• [Task to complete]:
Quote every entry word for word.

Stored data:
================================

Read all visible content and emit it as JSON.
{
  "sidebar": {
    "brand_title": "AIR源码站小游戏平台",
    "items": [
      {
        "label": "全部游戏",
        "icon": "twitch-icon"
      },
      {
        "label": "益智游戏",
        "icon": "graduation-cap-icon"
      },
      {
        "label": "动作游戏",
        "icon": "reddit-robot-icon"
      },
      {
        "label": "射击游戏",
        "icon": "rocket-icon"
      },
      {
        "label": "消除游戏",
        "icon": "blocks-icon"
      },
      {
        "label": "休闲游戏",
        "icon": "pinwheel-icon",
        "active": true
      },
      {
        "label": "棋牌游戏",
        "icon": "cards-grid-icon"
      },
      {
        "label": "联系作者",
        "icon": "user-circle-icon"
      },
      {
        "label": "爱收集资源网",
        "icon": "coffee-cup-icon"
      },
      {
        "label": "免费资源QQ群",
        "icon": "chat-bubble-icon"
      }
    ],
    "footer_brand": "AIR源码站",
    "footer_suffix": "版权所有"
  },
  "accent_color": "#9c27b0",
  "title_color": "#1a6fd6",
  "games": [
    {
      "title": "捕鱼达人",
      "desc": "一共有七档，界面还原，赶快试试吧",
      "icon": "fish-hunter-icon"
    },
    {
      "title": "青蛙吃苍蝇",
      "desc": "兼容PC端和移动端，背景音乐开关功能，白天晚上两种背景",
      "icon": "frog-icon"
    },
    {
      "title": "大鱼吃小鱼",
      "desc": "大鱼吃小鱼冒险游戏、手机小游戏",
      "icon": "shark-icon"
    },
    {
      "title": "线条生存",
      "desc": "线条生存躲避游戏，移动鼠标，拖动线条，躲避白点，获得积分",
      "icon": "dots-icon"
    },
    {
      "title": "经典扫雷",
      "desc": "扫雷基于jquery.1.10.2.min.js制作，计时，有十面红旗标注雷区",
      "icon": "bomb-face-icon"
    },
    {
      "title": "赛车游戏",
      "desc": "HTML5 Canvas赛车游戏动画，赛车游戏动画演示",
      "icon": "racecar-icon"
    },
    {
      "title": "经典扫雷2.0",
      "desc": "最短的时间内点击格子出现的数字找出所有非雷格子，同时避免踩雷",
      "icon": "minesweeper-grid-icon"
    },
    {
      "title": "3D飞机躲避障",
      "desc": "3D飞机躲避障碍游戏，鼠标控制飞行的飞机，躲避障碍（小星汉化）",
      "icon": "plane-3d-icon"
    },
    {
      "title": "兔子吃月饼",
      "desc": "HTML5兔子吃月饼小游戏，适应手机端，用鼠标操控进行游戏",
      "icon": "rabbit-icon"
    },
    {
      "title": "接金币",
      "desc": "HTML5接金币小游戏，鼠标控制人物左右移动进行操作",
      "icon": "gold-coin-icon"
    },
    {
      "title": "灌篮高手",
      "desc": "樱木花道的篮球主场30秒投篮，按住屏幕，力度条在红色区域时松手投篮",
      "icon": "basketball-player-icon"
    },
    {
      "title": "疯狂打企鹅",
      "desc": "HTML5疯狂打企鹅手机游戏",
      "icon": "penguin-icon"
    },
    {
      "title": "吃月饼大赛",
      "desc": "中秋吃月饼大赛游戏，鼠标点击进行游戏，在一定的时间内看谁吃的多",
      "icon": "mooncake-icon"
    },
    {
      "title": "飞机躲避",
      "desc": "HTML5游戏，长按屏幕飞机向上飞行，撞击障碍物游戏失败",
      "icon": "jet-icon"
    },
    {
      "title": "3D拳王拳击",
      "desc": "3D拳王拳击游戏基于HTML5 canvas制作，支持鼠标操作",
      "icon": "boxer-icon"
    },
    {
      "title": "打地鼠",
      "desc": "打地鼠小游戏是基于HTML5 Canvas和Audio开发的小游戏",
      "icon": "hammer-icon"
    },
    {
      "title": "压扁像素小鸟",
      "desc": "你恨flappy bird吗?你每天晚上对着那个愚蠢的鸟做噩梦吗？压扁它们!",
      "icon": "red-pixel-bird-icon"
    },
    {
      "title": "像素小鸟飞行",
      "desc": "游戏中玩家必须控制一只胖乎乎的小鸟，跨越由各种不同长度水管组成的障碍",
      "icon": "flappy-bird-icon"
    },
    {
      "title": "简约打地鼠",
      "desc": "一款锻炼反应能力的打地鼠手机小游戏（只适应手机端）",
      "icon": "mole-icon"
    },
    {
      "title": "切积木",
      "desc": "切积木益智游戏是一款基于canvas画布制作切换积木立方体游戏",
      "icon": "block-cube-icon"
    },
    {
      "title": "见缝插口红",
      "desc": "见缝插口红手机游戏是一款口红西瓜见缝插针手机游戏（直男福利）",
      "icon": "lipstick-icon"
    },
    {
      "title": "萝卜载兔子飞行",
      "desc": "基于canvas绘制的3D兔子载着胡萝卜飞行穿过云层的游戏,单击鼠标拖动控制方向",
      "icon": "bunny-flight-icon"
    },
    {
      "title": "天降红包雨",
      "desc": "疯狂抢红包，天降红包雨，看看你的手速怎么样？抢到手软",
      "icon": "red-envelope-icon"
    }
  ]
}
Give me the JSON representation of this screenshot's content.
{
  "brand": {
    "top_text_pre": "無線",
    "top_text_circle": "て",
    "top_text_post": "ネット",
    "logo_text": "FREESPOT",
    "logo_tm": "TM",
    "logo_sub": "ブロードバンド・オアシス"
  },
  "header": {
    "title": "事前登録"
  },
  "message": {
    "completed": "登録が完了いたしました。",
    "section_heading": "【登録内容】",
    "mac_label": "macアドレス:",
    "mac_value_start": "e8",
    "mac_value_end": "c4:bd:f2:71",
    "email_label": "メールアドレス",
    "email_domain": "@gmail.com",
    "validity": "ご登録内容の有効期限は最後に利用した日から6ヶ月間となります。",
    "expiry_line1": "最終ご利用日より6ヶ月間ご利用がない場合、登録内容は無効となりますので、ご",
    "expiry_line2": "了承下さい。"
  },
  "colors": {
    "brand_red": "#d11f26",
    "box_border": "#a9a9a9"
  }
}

================================

• [Result of this task]:
Read all visible content and emit it as JSON.
{
  "sidebar": {
    "brand_title": "AIR源码站小游戏平台",
    "items": [
      {
        "label": "全部游戏",
        "icon": "twitch-icon"
      },
      {
        "label": "益智游戏",
        "icon": "graduation-cap-icon"
      },
      {
        "label": "动作游戏",
        "icon": "reddit-robot-icon"
      },
      {
        "label": "射击游戏",
        "icon": "rocket-icon"
      },
      {
        "label": "消除游戏",
        "icon": "blocks-icon"
      },
      {
        "label": "休闲游戏",
        "icon": "pinwheel-icon",
        "active": true
      },
      {
        "label": "棋牌游戏",
        "icon": "cards-grid-icon"
      },
      {
        "label": "联系作者",
        "icon": "user-circle-icon"
      },
      {
        "label": "爱收集资源网",
        "icon": "coffee-cup-icon"
      },
      {
        "label": "免费资源QQ群",
        "icon": "chat-bubble-icon"
      }
    ],
    "footer_brand": "AIR源码站",
    "footer_suffix": "版权所有"
  },
  "accent_color": "#9c27b0",
  "title_color": "#1a6fd6",
  "games": [
    {
      "title": "捕鱼达人",
      "desc": "一共有七档，界面还原，赶快试试吧",
      "icon": "fish-hunter-icon"
    },
    {
      "title": "青蛙吃苍蝇",
      "desc": "兼容PC端和移动端，背景音乐开关功能，白天晚上两种背景",
      "icon": "frog-icon"
    },
    {
      "title": "大鱼吃小鱼",
      "desc": "大鱼吃小鱼冒险游戏、手机小游戏",
      "icon": "shark-icon"
    },
    {
      "title": "线条生存",
      "desc": "线条生存躲避游戏，移动鼠标，拖动线条，躲避白点，获得积分",
      "icon": "dots-icon"
    },
    {
      "title": "经典扫雷",
      "desc": "扫雷基于jquery.1.10.2.min.js制作，计时，有十面红旗标注雷区",
      "icon": "bomb-face-icon"
    },
    {
      "title": "赛车游戏",
      "desc": "HTML5 Canvas赛车游戏动画，赛车游戏动画演示",
      "icon": "racecar-icon"
    },
    {
      "title": "经典扫雷2.0",
      "desc": "最短的时间内点击格子出现的数字找出所有非雷格子，同时避免踩雷",
      "icon": "minesweeper-grid-icon"
    },
    {
      "title": "3D飞机躲避障",
      "desc": "3D飞机躲避障碍游戏，鼠标控制飞行的飞机，躲避障碍（小星汉化）",
      "icon": "plane-3d-icon"
    },
    {
      "title": "兔子吃月饼",
      "desc": "HTML5兔子吃月饼小游戏，适应手机端，用鼠标操控进行游戏",
      "icon": "rabbit-icon"
    },
    {
      "title": "接金币",
      "desc": "HTML5接金币小游戏，鼠标控制人物左右移动进行操作",
      "icon": "gold-coin-icon"
    },
    {
      "title": "灌篮高手",
      "desc": "樱木花道的篮球主场30秒投篮，按住屏幕，力度条在红色区域时松手投篮",
      "icon": "basketball-player-icon"
    },
    {
      "title": "疯狂打企鹅",
      "desc": "HTML5疯狂打企鹅手机游戏",
      "icon": "penguin-icon"
    },
    {
      "title": "吃月饼大赛",
      "desc": "中秋吃月饼大赛游戏，鼠标点击进行游戏，在一定的时间内看谁吃的多",
      "icon": "mooncake-icon"
    },
    {
      "title": "飞机躲避",
      "desc": "HTML5游戏，长按屏幕飞机向上飞行，撞击障碍物游戏失败",
      "icon": "jet-icon"
    },
    {
      "title": "3D拳王拳击",
      "desc": "3D拳王拳击游戏基于HTML5 canvas制作，支持鼠标操作",
      "icon": "boxer-icon"
    },
    {
      "title": "打地鼠",
      "desc": "打地鼠小游戏是基于HTML5 Canvas和Audio开发的小游戏",
      "icon": "hammer-icon"
    },
    {
      "title": "压扁像素小鸟",
      "desc": "你恨flappy bird吗?你每天晚上对着那个愚蠢的鸟做噩梦吗？压扁它们!",
      "icon": "red-pixel-bird-icon"
    },
    {
      "title": "像素小鸟飞行",
      "desc": "游戏中玩家必须控制一只胖乎乎的小鸟，跨越由各种不同长度水管组成的障碍",
      "icon": "flappy-bird-icon"
    },
    {
      "title": "简约打地鼠",
      "desc": "一款锻炼反应能力的打地鼠手机小游戏（只适应手机端）",
      "icon": "mole-icon"
    },
    {
      "title": "切积木",
      "desc": "切积木益智游戏是一款基于canvas画布制作切换积木立方体游戏",
      "icon": "block-cube-icon"
    },
    {
      "title": "见缝插口红",
      "desc": "见缝插口红手机游戏是一款口红西瓜见缝插针手机游戏（直男福利）",
      "icon": "lipstick-icon"
    },
    {
      "title": "萝卜载兔子飞行",
      "desc": "基于canvas绘制的3D兔子载着胡萝卜飞行穿过云层的游戏,单击鼠标拖动控制方向",
      "icon": "bunny-flight-icon"
    },
    {
      "title": "天降红包雨",
      "desc": "疯狂抢红包，天降红包雨，看看你的手速怎么样？抢到手软",
      "icon": "red-envelope-icon"
    }
  ]
}
Give me the JSON representation of this screenshot's content.
{
  "brand": {
    "top_text_pre": "無線",
    "top_text_circle": "て",
    "top_text_post": "ネット",
    "logo_text": "FREESPOT",
    "logo_tm": "TM",
    "logo_sub": "ブロードバンド・オアシス"
  },
  "header": {
    "title": "事前登録"
  },
  "message": {
    "completed": "登録が完了いたしました。",
    "section_heading": "【登録内容】",
    "mac_label": "macアドレス:",
    "mac_value_start": "e8",
    "mac_value_end": "c4:bd:f2:71",
    "email_label": "メールアドレス",
    "email_domain": "@gmail.com",
    "validity": "ご登録内容の有効期限は最後に利用した日から6ヶ月間となります。",
    "expiry_line1": "最終ご利用日より6ヶ月間ご利用がない場合、登録内容は無効となりますので、ご",
    "expiry_line2": "了承下さい。"
  },
  "colors": {
    "brand_red": "#d11f26",
    "box_border": "#a9a9a9"
  }
}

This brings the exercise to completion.